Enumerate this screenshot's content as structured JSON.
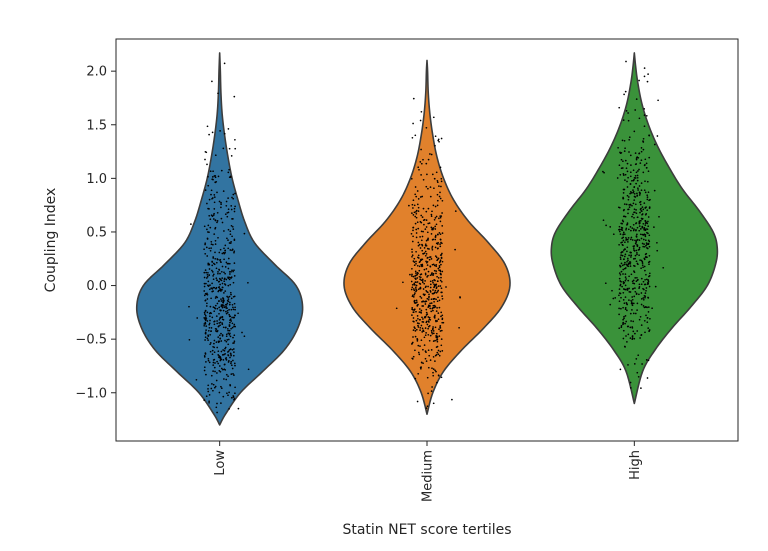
{
  "chart_data": {
    "type": "violin",
    "title": "",
    "xlabel": "Statin NET score tertiles",
    "ylabel": "Coupling Index",
    "ylim": [
      -1.45,
      2.3
    ],
    "yticks": [
      "−1.0",
      "−0.5",
      "0.0",
      "0.5",
      "1.0",
      "1.5",
      "2.0"
    ],
    "ytick_values": [
      -1.0,
      -0.5,
      0.0,
      0.5,
      1.0,
      1.5,
      2.0
    ],
    "grid": false,
    "legend": "none",
    "categories": [
      "Low",
      "Medium",
      "High"
    ],
    "colors": [
      "#3274a1",
      "#e1812c",
      "#3a923a"
    ],
    "series": [
      {
        "category": "Low",
        "min": -1.3,
        "max": 2.17,
        "center": -0.2,
        "profile": [
          [
            -1.3,
            0.0
          ],
          [
            -1.2,
            0.07
          ],
          [
            -1.0,
            0.25
          ],
          [
            -0.8,
            0.52
          ],
          [
            -0.6,
            0.78
          ],
          [
            -0.4,
            0.94
          ],
          [
            -0.2,
            1.0
          ],
          [
            0.0,
            0.92
          ],
          [
            0.2,
            0.66
          ],
          [
            0.4,
            0.42
          ],
          [
            0.6,
            0.3
          ],
          [
            0.8,
            0.22
          ],
          [
            1.0,
            0.15
          ],
          [
            1.2,
            0.1
          ],
          [
            1.4,
            0.06
          ],
          [
            1.6,
            0.03
          ],
          [
            1.8,
            0.015
          ],
          [
            2.0,
            0.008
          ],
          [
            2.17,
            0.0
          ]
        ]
      },
      {
        "category": "Medium",
        "min": -1.2,
        "max": 2.1,
        "center": 0.0,
        "profile": [
          [
            -1.2,
            0.0
          ],
          [
            -1.0,
            0.07
          ],
          [
            -0.8,
            0.2
          ],
          [
            -0.6,
            0.42
          ],
          [
            -0.4,
            0.68
          ],
          [
            -0.2,
            0.9
          ],
          [
            0.0,
            1.0
          ],
          [
            0.2,
            0.94
          ],
          [
            0.4,
            0.74
          ],
          [
            0.6,
            0.5
          ],
          [
            0.8,
            0.32
          ],
          [
            1.0,
            0.2
          ],
          [
            1.2,
            0.12
          ],
          [
            1.4,
            0.07
          ],
          [
            1.6,
            0.035
          ],
          [
            1.8,
            0.015
          ],
          [
            2.0,
            0.007
          ],
          [
            2.1,
            0.0
          ]
        ]
      },
      {
        "category": "High",
        "min": -1.1,
        "max": 2.17,
        "center": 0.3,
        "profile": [
          [
            -1.1,
            0.0
          ],
          [
            -0.8,
            0.1
          ],
          [
            -0.6,
            0.25
          ],
          [
            -0.4,
            0.45
          ],
          [
            -0.2,
            0.68
          ],
          [
            0.0,
            0.88
          ],
          [
            0.2,
            0.98
          ],
          [
            0.35,
            1.0
          ],
          [
            0.5,
            0.95
          ],
          [
            0.7,
            0.78
          ],
          [
            0.9,
            0.58
          ],
          [
            1.1,
            0.42
          ],
          [
            1.3,
            0.28
          ],
          [
            1.5,
            0.17
          ],
          [
            1.7,
            0.09
          ],
          [
            1.9,
            0.04
          ],
          [
            2.05,
            0.015
          ],
          [
            2.17,
            0.0
          ]
        ]
      }
    ]
  }
}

# Exercise:
Find every line that has "category" in it, then return those lines.

# Finished answer:
        "category": "Low",
        "category": "Medium",
        "category": "High",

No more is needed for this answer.